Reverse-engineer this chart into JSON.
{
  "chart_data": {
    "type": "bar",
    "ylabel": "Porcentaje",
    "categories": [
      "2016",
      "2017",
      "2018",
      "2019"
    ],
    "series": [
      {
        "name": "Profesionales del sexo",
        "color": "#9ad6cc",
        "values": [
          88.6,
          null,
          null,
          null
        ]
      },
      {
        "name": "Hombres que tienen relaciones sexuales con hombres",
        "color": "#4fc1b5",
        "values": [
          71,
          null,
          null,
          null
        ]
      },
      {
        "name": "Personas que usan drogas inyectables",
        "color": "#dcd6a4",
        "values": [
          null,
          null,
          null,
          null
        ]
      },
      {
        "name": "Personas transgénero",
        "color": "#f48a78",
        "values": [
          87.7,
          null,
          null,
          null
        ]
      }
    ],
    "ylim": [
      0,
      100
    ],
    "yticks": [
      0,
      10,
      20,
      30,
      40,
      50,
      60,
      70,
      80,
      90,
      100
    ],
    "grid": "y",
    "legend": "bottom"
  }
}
+++
WHAT THIS TASK INVOLVES — Take the entries and copy them out exactly.

RESPONSE TO THE EXERCISE —
Reverse-engineer this chart into JSON.
{
  "chart_data": {
    "type": "bar",
    "ylabel": "Porcentaje",
    "categories": [
      "2016",
      "2017",
      "2018",
      "2019"
    ],
    "series": [
      {
        "name": "Profesionales del sexo",
        "color": "#9ad6cc",
        "values": [
          88.6,
          null,
          null,
          null
        ]
      },
      {
        "name": "Hombres que tienen relaciones sexuales con hombres",
        "color": "#4fc1b5",
        "values": [
          71,
          null,
          null,
          null
        ]
      },
      {
        "name": "Personas que usan drogas inyectables",
        "color": "#dcd6a4",
        "values": [
          null,
          null,
          null,
          null
        ]
      },
      {
        "name": "Personas transgénero",
        "color": "#f48a78",
        "values": [
          87.7,
          null,
          null,
          null
        ]
      }
    ],
    "ylim": [
      0,
      100
    ],
    "yticks": [
      0,
      10,
      20,
      30,
      40,
      50,
      60,
      70,
      80,
      90,
      100
    ],
    "grid": "y",
    "legend": "bottom"
  }
}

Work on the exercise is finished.